[Excerpts from a layout annotation set]
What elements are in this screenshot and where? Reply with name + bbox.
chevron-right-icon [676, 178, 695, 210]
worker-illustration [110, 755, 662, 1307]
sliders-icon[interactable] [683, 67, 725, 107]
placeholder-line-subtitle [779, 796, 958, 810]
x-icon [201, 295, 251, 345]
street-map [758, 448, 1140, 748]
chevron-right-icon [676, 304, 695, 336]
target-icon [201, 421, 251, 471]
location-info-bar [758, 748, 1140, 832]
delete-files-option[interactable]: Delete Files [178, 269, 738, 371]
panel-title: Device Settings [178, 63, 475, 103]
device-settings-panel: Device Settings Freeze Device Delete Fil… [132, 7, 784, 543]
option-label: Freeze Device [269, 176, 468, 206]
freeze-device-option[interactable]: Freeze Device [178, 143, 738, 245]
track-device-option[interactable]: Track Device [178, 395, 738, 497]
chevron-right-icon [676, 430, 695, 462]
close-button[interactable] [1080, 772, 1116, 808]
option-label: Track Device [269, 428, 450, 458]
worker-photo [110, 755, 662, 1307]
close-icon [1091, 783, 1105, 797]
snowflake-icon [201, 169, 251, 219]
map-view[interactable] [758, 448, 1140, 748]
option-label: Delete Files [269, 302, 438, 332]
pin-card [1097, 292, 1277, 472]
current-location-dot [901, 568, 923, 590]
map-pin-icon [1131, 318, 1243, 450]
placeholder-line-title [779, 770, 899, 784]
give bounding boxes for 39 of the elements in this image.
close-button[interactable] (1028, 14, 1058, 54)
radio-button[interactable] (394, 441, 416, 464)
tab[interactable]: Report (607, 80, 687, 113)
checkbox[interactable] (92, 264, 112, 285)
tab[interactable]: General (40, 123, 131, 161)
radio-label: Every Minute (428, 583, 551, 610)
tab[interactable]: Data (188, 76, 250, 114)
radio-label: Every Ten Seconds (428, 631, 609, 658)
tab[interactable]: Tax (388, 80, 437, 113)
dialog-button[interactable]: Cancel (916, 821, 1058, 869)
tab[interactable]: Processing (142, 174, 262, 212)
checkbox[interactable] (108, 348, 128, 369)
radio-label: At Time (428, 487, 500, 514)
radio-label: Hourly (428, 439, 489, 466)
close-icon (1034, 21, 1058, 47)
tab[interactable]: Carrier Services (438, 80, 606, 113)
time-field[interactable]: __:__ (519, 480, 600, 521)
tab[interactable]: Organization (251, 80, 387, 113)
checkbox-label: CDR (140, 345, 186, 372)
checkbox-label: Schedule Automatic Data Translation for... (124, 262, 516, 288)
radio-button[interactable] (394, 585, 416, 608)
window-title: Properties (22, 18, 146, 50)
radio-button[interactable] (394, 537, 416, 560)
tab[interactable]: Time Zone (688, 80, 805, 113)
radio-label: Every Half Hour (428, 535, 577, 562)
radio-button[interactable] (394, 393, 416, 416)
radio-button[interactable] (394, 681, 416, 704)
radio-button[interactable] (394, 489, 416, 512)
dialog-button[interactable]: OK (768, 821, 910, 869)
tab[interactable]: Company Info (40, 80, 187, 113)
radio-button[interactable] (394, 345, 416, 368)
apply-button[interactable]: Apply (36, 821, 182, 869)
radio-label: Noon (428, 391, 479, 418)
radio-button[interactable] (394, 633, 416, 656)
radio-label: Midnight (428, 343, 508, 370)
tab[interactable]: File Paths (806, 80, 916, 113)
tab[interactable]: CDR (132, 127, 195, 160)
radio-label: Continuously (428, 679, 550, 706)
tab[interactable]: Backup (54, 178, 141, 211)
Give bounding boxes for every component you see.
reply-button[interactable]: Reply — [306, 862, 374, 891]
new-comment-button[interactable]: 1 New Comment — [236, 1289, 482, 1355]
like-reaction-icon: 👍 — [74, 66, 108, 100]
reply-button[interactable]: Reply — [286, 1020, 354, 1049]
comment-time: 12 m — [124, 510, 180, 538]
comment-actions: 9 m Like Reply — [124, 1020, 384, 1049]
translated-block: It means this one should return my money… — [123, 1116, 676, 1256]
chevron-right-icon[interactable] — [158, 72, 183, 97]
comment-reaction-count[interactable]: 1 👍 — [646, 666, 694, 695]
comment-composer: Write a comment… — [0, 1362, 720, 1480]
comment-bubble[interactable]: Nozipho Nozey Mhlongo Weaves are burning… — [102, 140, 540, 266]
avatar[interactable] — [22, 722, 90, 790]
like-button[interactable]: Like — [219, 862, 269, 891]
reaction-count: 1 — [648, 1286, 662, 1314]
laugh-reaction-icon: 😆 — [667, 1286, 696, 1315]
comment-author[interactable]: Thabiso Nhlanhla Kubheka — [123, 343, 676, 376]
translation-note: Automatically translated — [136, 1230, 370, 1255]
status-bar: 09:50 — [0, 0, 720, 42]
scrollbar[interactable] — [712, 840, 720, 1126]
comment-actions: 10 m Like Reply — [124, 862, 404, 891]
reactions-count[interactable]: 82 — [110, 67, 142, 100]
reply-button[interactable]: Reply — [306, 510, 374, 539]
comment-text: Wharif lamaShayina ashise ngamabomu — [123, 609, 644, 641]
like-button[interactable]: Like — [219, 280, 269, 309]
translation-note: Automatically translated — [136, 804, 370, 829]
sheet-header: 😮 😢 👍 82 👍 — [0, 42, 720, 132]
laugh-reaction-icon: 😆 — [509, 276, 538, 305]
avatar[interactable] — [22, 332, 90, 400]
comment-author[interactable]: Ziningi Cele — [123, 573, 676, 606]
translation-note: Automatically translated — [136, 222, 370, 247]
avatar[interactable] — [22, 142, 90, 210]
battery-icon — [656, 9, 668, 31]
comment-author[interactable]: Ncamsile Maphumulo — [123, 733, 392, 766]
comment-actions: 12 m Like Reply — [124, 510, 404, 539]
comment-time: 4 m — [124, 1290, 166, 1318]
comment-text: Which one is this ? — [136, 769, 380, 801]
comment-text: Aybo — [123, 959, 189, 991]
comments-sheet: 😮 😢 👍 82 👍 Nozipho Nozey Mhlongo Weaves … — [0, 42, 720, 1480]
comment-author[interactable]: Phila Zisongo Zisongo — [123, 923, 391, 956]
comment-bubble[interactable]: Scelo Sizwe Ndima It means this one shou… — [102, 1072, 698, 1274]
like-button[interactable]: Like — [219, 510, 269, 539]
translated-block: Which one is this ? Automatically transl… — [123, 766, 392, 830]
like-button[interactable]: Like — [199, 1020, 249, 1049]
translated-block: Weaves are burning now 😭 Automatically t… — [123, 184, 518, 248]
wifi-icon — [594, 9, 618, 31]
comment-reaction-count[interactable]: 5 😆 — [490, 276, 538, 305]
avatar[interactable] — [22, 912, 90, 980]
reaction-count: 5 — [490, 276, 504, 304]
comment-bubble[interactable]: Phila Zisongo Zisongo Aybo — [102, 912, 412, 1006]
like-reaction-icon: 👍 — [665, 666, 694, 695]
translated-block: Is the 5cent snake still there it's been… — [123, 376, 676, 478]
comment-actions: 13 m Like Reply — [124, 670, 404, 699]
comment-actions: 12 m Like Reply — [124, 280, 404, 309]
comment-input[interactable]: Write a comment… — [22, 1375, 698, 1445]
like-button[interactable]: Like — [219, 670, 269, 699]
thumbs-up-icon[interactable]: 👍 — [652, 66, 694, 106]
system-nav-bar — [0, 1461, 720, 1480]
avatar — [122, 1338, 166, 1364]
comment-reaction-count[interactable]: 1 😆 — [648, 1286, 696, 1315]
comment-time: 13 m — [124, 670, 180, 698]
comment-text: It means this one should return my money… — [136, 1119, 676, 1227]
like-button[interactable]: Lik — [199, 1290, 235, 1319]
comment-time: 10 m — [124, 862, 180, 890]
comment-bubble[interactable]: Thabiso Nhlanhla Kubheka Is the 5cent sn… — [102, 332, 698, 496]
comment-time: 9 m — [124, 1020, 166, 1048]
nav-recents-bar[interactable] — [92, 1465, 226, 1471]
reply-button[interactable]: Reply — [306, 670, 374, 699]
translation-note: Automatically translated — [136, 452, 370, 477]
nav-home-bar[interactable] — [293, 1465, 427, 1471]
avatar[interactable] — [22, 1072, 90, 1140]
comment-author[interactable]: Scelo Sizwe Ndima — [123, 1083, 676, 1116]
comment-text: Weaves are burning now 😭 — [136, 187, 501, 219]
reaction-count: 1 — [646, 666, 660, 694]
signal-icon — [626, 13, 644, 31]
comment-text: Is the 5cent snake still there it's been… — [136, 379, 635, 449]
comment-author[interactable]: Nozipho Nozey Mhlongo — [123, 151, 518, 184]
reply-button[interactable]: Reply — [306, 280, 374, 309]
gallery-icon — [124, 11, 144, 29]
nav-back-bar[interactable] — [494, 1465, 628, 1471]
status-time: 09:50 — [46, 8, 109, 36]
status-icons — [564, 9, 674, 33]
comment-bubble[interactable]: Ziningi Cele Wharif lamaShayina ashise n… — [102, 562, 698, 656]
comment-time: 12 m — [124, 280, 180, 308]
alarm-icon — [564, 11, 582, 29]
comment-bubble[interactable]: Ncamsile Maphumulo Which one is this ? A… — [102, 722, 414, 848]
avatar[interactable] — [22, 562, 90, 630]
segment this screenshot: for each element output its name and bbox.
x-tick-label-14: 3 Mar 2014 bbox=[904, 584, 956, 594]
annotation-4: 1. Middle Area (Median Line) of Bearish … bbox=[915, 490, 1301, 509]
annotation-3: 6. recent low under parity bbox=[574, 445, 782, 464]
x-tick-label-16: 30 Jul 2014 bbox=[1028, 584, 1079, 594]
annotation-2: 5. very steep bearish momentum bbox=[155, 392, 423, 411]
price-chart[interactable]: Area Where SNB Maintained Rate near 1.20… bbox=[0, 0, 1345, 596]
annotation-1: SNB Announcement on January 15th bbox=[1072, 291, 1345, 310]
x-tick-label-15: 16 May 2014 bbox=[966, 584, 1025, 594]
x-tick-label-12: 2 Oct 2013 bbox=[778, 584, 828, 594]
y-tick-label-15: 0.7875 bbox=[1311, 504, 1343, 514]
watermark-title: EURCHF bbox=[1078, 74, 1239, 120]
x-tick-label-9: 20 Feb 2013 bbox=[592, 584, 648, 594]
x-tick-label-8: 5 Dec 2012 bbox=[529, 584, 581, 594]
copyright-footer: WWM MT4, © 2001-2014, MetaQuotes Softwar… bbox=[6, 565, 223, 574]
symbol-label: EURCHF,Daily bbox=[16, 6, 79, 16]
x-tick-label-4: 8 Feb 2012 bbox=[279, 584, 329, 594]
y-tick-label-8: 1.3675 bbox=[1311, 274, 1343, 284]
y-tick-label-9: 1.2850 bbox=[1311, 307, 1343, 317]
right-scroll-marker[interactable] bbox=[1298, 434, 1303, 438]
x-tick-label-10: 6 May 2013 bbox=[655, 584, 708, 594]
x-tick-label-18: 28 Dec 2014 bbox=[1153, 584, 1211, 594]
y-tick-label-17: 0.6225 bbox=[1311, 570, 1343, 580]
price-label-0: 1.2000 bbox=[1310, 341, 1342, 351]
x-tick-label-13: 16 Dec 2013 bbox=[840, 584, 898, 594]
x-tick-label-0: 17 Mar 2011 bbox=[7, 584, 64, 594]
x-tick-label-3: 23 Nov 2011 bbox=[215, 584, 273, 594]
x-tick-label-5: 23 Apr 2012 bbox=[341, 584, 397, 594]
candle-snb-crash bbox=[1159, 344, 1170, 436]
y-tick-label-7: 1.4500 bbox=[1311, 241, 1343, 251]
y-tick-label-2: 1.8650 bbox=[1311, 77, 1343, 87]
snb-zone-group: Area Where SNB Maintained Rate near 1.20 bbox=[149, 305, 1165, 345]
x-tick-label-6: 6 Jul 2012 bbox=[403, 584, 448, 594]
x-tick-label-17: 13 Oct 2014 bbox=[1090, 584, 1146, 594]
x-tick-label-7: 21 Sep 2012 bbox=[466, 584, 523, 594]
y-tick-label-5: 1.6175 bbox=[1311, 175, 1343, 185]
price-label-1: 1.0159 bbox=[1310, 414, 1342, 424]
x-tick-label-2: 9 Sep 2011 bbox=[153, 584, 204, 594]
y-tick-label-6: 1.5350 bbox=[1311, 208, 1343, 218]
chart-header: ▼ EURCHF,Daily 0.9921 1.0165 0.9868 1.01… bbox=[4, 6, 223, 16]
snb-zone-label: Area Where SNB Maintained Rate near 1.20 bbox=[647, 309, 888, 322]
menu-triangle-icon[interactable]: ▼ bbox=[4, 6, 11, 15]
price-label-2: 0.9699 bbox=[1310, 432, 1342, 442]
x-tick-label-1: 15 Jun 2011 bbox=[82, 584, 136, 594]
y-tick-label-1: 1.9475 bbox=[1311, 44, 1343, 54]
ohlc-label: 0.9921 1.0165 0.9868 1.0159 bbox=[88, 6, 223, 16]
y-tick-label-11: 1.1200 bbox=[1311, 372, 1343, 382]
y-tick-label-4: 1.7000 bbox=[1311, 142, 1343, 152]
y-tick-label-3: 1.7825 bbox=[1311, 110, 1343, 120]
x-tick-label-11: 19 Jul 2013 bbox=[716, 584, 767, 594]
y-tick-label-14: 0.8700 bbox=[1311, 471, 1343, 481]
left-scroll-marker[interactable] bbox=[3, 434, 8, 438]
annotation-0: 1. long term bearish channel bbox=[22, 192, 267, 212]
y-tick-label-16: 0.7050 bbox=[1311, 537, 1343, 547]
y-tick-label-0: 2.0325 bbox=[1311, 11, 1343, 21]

_Short exercise_
Print the records unchanged, from the start of the records through the line containing "chevron-right-icon [676, 304, 695, 336]", both ends included.

_Exercise response_
What elements are in this screenshot and where? Reply with name + bbox.
chevron-right-icon [676, 178, 695, 210]
worker-illustration [110, 755, 662, 1307]
sliders-icon[interactable] [683, 67, 725, 107]
placeholder-line-subtitle [779, 796, 958, 810]
x-icon [201, 295, 251, 345]
street-map [758, 448, 1140, 748]
chevron-right-icon [676, 304, 695, 336]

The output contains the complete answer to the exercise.